**Goal of the exercise**: Copy each entry as it stands, leaving nothing out.

****************

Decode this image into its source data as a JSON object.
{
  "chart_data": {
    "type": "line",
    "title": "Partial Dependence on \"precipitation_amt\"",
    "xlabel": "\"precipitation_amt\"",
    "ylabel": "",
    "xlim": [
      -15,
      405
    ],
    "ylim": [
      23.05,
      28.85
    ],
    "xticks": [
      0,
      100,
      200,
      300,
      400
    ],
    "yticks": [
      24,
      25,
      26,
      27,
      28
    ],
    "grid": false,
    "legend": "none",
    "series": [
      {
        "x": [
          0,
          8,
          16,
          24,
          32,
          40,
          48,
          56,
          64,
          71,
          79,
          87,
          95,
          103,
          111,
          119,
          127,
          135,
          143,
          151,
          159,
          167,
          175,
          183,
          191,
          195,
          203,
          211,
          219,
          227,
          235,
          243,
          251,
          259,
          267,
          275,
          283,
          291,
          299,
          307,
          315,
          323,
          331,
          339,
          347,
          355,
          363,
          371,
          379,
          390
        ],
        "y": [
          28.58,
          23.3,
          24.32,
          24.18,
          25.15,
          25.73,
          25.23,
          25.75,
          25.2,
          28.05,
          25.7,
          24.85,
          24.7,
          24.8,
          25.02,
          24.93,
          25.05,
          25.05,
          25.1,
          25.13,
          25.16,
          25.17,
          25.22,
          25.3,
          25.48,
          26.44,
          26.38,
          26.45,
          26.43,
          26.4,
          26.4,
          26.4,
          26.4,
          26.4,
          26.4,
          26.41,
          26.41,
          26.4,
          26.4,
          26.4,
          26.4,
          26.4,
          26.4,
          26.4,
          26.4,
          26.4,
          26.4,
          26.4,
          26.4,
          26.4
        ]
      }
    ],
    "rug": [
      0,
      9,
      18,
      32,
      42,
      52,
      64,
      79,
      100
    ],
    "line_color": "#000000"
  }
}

****************

**Answer**:
Decode this image into its source data as a JSON object.
{
  "chart_data": {
    "type": "line",
    "title": "Partial Dependence on \"precipitation_amt\"",
    "xlabel": "\"precipitation_amt\"",
    "ylabel": "",
    "xlim": [
      -15,
      405
    ],
    "ylim": [
      23.05,
      28.85
    ],
    "xticks": [
      0,
      100,
      200,
      300,
      400
    ],
    "yticks": [
      24,
      25,
      26,
      27,
      28
    ],
    "grid": false,
    "legend": "none",
    "series": [
      {
        "x": [
          0,
          8,
          16,
          24,
          32,
          40,
          48,
          56,
          64,
          71,
          79,
          87,
          95,
          103,
          111,
          119,
          127,
          135,
          143,
          151,
          159,
          167,
          175,
          183,
          191,
          195,
          203,
          211,
          219,
          227,
          235,
          243,
          251,
          259,
          267,
          275,
          283,
          291,
          299,
          307,
          315,
          323,
          331,
          339,
          347,
          355,
          363,
          371,
          379,
          390
        ],
        "y": [
          28.58,
          23.3,
          24.32,
          24.18,
          25.15,
          25.73,
          25.23,
          25.75,
          25.2,
          28.05,
          25.7,
          24.85,
          24.7,
          24.8,
          25.02,
          24.93,
          25.05,
          25.05,
          25.1,
          25.13,
          25.16,
          25.17,
          25.22,
          25.3,
          25.48,
          26.44,
          26.38,
          26.45,
          26.43,
          26.4,
          26.4,
          26.4,
          26.4,
          26.4,
          26.4,
          26.41,
          26.41,
          26.4,
          26.4,
          26.4,
          26.4,
          26.4,
          26.4,
          26.4,
          26.4,
          26.4,
          26.4,
          26.4,
          26.4,
          26.4
        ]
      }
    ],
    "rug": [
      0,
      9,
      18,
      32,
      42,
      52,
      64,
      79,
      100
    ],
    "line_color": "#000000"
  }
}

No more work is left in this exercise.